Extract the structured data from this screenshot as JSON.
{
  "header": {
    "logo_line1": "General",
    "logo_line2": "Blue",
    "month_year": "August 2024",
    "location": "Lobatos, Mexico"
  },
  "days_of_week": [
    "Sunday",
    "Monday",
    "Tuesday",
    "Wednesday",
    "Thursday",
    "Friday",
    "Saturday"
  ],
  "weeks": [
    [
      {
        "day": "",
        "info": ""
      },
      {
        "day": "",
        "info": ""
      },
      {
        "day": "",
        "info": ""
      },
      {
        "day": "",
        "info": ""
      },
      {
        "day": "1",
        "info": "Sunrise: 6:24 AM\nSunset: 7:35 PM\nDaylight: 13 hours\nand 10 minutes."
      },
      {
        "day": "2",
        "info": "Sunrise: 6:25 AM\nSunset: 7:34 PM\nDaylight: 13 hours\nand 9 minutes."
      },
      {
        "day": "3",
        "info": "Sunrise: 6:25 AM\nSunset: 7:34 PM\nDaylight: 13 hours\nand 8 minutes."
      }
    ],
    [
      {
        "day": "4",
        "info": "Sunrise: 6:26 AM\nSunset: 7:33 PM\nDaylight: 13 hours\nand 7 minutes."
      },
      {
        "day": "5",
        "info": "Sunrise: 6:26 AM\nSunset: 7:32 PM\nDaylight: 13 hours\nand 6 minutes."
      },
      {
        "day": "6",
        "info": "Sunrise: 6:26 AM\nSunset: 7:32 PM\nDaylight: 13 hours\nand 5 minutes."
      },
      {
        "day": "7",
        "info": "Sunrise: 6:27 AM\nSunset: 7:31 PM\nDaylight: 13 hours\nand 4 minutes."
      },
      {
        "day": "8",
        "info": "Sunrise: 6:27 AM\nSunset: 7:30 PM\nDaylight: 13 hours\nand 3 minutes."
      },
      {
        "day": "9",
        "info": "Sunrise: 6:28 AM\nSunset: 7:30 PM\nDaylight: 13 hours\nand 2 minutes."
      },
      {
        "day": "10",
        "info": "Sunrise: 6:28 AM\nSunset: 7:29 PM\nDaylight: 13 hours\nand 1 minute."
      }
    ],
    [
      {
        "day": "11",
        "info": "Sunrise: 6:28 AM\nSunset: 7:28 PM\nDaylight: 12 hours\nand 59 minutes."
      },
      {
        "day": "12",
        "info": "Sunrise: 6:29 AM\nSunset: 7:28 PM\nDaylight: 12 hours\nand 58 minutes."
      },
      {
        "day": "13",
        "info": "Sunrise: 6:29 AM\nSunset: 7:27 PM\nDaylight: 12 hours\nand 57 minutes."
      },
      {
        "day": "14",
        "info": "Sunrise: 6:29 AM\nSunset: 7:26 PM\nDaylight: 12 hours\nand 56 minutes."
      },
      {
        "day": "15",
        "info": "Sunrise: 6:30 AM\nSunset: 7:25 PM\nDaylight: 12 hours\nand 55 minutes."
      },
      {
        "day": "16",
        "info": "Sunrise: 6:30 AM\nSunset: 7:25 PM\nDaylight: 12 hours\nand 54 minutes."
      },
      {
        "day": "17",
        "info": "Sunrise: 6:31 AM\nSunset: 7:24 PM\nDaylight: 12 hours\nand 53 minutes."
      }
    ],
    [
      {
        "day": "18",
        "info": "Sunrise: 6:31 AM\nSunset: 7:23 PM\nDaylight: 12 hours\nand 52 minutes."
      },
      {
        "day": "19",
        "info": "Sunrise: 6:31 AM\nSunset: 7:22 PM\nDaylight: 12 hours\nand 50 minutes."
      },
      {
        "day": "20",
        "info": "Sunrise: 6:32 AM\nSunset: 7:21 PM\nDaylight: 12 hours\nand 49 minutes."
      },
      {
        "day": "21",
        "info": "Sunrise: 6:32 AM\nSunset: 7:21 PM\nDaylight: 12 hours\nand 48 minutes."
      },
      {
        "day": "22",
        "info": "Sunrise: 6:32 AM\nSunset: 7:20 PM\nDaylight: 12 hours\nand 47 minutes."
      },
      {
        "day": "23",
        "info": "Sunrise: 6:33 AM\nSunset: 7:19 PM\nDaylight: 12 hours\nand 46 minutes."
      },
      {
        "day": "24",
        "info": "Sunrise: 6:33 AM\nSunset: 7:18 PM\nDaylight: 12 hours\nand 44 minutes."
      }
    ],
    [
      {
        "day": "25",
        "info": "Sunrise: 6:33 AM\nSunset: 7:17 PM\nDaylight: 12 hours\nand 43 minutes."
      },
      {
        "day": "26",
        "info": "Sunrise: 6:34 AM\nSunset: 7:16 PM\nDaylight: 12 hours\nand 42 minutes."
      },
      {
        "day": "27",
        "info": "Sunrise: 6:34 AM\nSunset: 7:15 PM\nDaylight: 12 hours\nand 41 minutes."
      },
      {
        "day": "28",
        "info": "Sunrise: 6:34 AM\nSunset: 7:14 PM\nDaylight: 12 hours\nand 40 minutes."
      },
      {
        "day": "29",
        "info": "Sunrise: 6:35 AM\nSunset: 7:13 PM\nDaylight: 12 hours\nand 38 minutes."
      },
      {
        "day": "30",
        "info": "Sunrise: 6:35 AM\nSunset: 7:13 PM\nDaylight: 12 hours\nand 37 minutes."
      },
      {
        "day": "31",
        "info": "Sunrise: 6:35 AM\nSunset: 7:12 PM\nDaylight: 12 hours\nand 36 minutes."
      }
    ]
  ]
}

◆ ◆ ◆

**INSTRUCTIONS FOR THE TASK**
Please return the data above exactly as given.

**SOLUTION TO THIS PROBLEM**
Extract the structured data from this screenshot as JSON.
{
  "header": {
    "logo_line1": "General",
    "logo_line2": "Blue",
    "month_year": "August 2024",
    "location": "Lobatos, Mexico"
  },
  "days_of_week": [
    "Sunday",
    "Monday",
    "Tuesday",
    "Wednesday",
    "Thursday",
    "Friday",
    "Saturday"
  ],
  "weeks": [
    [
      {
        "day": "",
        "info": ""
      },
      {
        "day": "",
        "info": ""
      },
      {
        "day": "",
        "info": ""
      },
      {
        "day": "",
        "info": ""
      },
      {
        "day": "1",
        "info": "Sunrise: 6:24 AM\nSunset: 7:35 PM\nDaylight: 13 hours\nand 10 minutes."
      },
      {
        "day": "2",
        "info": "Sunrise: 6:25 AM\nSunset: 7:34 PM\nDaylight: 13 hours\nand 9 minutes."
      },
      {
        "day": "3",
        "info": "Sunrise: 6:25 AM\nSunset: 7:34 PM\nDaylight: 13 hours\nand 8 minutes."
      }
    ],
    [
      {
        "day": "4",
        "info": "Sunrise: 6:26 AM\nSunset: 7:33 PM\nDaylight: 13 hours\nand 7 minutes."
      },
      {
        "day": "5",
        "info": "Sunrise: 6:26 AM\nSunset: 7:32 PM\nDaylight: 13 hours\nand 6 minutes."
      },
      {
        "day": "6",
        "info": "Sunrise: 6:26 AM\nSunset: 7:32 PM\nDaylight: 13 hours\nand 5 minutes."
      },
      {
        "day": "7",
        "info": "Sunrise: 6:27 AM\nSunset: 7:31 PM\nDaylight: 13 hours\nand 4 minutes."
      },
      {
        "day": "8",
        "info": "Sunrise: 6:27 AM\nSunset: 7:30 PM\nDaylight: 13 hours\nand 3 minutes."
      },
      {
        "day": "9",
        "info": "Sunrise: 6:28 AM\nSunset: 7:30 PM\nDaylight: 13 hours\nand 2 minutes."
      },
      {
        "day": "10",
        "info": "Sunrise: 6:28 AM\nSunset: 7:29 PM\nDaylight: 13 hours\nand 1 minute."
      }
    ],
    [
      {
        "day": "11",
        "info": "Sunrise: 6:28 AM\nSunset: 7:28 PM\nDaylight: 12 hours\nand 59 minutes."
      },
      {
        "day": "12",
        "info": "Sunrise: 6:29 AM\nSunset: 7:28 PM\nDaylight: 12 hours\nand 58 minutes."
      },
      {
        "day": "13",
        "info": "Sunrise: 6:29 AM\nSunset: 7:27 PM\nDaylight: 12 hours\nand 57 minutes."
      },
      {
        "day": "14",
        "info": "Sunrise: 6:29 AM\nSunset: 7:26 PM\nDaylight: 12 hours\nand 56 minutes."
      },
      {
        "day": "15",
        "info": "Sunrise: 6:30 AM\nSunset: 7:25 PM\nDaylight: 12 hours\nand 55 minutes."
      },
      {
        "day": "16",
        "info": "Sunrise: 6:30 AM\nSunset: 7:25 PM\nDaylight: 12 hours\nand 54 minutes."
      },
      {
        "day": "17",
        "info": "Sunrise: 6:31 AM\nSunset: 7:24 PM\nDaylight: 12 hours\nand 53 minutes."
      }
    ],
    [
      {
        "day": "18",
        "info": "Sunrise: 6:31 AM\nSunset: 7:23 PM\nDaylight: 12 hours\nand 52 minutes."
      },
      {
        "day": "19",
        "info": "Sunrise: 6:31 AM\nSunset: 7:22 PM\nDaylight: 12 hours\nand 50 minutes."
      },
      {
        "day": "20",
        "info": "Sunrise: 6:32 AM\nSunset: 7:21 PM\nDaylight: 12 hours\nand 49 minutes."
      },
      {
        "day": "21",
        "info": "Sunrise: 6:32 AM\nSunset: 7:21 PM\nDaylight: 12 hours\nand 48 minutes."
      },
      {
        "day": "22",
        "info": "Sunrise: 6:32 AM\nSunset: 7:20 PM\nDaylight: 12 hours\nand 47 minutes."
      },
      {
        "day": "23",
        "info": "Sunrise: 6:33 AM\nSunset: 7:19 PM\nDaylight: 12 hours\nand 46 minutes."
      },
      {
        "day": "24",
        "info": "Sunrise: 6:33 AM\nSunset: 7:18 PM\nDaylight: 12 hours\nand 44 minutes."
      }
    ],
    [
      {
        "day": "25",
        "info": "Sunrise: 6:33 AM\nSunset: 7:17 PM\nDaylight: 12 hours\nand 43 minutes."
      },
      {
        "day": "26",
        "info": "Sunrise: 6:34 AM\nSunset: 7:16 PM\nDaylight: 12 hours\nand 42 minutes."
      },
      {
        "day": "27",
        "info": "Sunrise: 6:34 AM\nSunset: 7:15 PM\nDaylight: 12 hours\nand 41 minutes."
      },
      {
        "day": "28",
        "info": "Sunrise: 6:34 AM\nSunset: 7:14 PM\nDaylight: 12 hours\nand 40 minutes."
      },
      {
        "day": "29",
        "info": "Sunrise: 6:35 AM\nSunset: 7:13 PM\nDaylight: 12 hours\nand 38 minutes."
      },
      {
        "day": "30",
        "info": "Sunrise: 6:35 AM\nSunset: 7:13 PM\nDaylight: 12 hours\nand 37 minutes."
      },
      {
        "day": "31",
        "info": "Sunrise: 6:35 AM\nSunset: 7:12 PM\nDaylight: 12 hours\nand 36 minutes."
      }
    ]
  ]
}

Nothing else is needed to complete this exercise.